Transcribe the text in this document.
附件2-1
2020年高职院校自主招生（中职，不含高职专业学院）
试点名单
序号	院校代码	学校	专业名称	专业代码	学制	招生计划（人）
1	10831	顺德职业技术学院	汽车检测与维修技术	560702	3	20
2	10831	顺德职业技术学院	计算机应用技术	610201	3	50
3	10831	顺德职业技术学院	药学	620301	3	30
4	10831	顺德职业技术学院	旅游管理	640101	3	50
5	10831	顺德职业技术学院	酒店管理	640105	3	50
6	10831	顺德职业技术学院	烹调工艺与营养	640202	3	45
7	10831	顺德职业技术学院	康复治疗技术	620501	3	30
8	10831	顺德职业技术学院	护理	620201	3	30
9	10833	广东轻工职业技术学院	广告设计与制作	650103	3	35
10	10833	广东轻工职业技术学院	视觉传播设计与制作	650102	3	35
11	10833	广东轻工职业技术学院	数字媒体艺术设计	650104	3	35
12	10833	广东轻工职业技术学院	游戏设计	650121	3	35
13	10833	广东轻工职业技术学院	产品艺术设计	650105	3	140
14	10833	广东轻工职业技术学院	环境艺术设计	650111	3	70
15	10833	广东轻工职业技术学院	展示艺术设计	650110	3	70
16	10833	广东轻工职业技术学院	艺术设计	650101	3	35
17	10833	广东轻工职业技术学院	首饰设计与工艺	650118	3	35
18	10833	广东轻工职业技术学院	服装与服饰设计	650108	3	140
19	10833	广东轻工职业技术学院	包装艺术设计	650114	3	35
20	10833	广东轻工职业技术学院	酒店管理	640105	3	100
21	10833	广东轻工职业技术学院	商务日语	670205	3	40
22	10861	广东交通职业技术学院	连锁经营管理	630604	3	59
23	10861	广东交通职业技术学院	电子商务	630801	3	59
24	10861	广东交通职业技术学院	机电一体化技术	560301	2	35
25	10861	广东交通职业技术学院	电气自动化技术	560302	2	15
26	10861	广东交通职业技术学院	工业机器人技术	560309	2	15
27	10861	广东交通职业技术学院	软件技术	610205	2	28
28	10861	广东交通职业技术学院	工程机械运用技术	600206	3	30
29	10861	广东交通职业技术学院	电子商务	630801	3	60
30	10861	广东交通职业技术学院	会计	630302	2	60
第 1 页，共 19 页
= = = = =
## Written request
Work out how many lines of the listing above include the word "广东交通职业技术学院". Reply with nothing but the count.

## Completed exercise
9